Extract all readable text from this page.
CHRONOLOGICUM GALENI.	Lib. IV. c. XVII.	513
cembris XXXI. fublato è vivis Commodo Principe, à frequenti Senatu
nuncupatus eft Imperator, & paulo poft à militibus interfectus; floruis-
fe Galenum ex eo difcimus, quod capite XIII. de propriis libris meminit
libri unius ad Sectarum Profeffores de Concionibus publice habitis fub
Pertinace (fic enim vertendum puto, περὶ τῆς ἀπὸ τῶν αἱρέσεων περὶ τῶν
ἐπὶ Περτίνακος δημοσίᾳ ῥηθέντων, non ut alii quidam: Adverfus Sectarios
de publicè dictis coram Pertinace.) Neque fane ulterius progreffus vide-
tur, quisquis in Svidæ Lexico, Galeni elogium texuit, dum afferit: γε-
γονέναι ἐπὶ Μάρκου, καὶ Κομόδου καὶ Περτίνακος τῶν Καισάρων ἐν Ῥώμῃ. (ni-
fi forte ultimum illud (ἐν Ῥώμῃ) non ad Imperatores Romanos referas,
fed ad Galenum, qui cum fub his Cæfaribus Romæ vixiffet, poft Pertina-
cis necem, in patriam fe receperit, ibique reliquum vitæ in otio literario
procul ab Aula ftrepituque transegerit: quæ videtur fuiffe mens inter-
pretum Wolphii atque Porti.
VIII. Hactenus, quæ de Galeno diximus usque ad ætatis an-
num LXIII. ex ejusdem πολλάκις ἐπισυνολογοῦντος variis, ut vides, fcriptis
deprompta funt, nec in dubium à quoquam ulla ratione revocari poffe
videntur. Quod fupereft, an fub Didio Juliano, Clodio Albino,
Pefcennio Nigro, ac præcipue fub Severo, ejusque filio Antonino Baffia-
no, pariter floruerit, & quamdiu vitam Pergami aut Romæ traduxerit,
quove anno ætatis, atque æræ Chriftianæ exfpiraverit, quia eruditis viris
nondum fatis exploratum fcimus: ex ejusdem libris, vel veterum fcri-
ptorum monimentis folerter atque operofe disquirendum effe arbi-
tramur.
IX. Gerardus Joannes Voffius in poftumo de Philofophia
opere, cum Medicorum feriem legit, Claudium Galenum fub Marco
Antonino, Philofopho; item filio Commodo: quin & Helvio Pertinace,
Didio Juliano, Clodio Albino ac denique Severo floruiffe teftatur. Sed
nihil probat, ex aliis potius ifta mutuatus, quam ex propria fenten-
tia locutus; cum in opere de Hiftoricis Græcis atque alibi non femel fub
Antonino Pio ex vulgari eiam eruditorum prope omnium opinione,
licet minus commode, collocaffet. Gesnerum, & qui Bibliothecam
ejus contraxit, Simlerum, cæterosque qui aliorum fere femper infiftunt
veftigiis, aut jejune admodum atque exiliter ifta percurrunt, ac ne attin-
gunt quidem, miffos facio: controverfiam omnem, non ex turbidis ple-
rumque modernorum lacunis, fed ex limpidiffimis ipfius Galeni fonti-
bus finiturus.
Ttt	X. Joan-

> _What you should do_
Reproduce every entry shown above, precisely as it stands.

> _Response to this task_
Extract all readable text from this page.
CHRONOLOGICUM GALENI.	Lib. IV. c. XVII.	513
cembris XXXI. fublato è vivis Commodo Principe, à frequenti Senatu
nuncupatus eft Imperator, & paulo poft à militibus interfectus; floruis-
fe Galenum ex eo difcimus, quod capite XIII. de propriis libris meminit
libri unius ad Sectarum Profeffores de Concionibus publice habitis fub
Pertinace (fic enim vertendum puto, περὶ τῆς ἀπὸ τῶν αἱρέσεων περὶ τῶν
ἐπὶ Περτίνακος δημοσίᾳ ῥηθέντων, non ut alii quidam: Adverfus Sectarios
de publicè dictis coram Pertinace.) Neque fane ulterius progreffus vide-
tur, quisquis in Svidæ Lexico, Galeni elogium texuit, dum afferit: γε-
γονέναι ἐπὶ Μάρκου, καὶ Κομόδου καὶ Περτίνακος τῶν Καισάρων ἐν Ῥώμῃ. (ni-
fi forte ultimum illud (ἐν Ῥώμῃ) non ad Imperatores Romanos referas,
fed ad Galenum, qui cum fub his Cæfaribus Romæ vixiffet, poft Pertina-
cis necem, in patriam fe receperit, ibique reliquum vitæ in otio literario
procul ab Aula ftrepituque transegerit: quæ videtur fuiffe mens inter-
pretum Wolphii atque Porti.
VIII. Hactenus, quæ de Galeno diximus usque ad ætatis an-
num LXIII. ex ejusdem πολλάκις ἐπισυνολογοῦντος variis, ut vides, fcriptis
deprompta funt, nec in dubium à quoquam ulla ratione revocari poffe
videntur. Quod fupereft, an fub Didio Juliano, Clodio Albino,
Pefcennio Nigro, ac præcipue fub Severo, ejusque filio Antonino Baffia-
no, pariter floruerit, & quamdiu vitam Pergami aut Romæ traduxerit,
quove anno ætatis, atque æræ Chriftianæ exfpiraverit, quia eruditis viris
nondum fatis exploratum fcimus: ex ejusdem libris, vel veterum fcri-
ptorum monimentis folerter atque operofe disquirendum effe arbi-
tramur.
IX. Gerardus Joannes Voffius in poftumo de Philofophia
opere, cum Medicorum feriem legit, Claudium Galenum fub Marco
Antonino, Philofopho; item filio Commodo: quin & Helvio Pertinace,
Didio Juliano, Clodio Albino ac denique Severo floruiffe teftatur. Sed
nihil probat, ex aliis potius ifta mutuatus, quam ex propria fenten-
tia locutus; cum in opere de Hiftoricis Græcis atque alibi non femel fub
Antonino Pio ex vulgari eiam eruditorum prope omnium opinione,
licet minus commode, collocaffet. Gesnerum, & qui Bibliothecam
ejus contraxit, Simlerum, cæterosque qui aliorum fere femper infiftunt
veftigiis, aut jejune admodum atque exiliter ifta percurrunt, ac ne attin-
gunt quidem, miffos facio: controverfiam omnem, non ex turbidis ple-
rumque modernorum lacunis, fed ex limpidiffimis ipfius Galeni fonti-
bus finiturus.
Ttt	X. Joan-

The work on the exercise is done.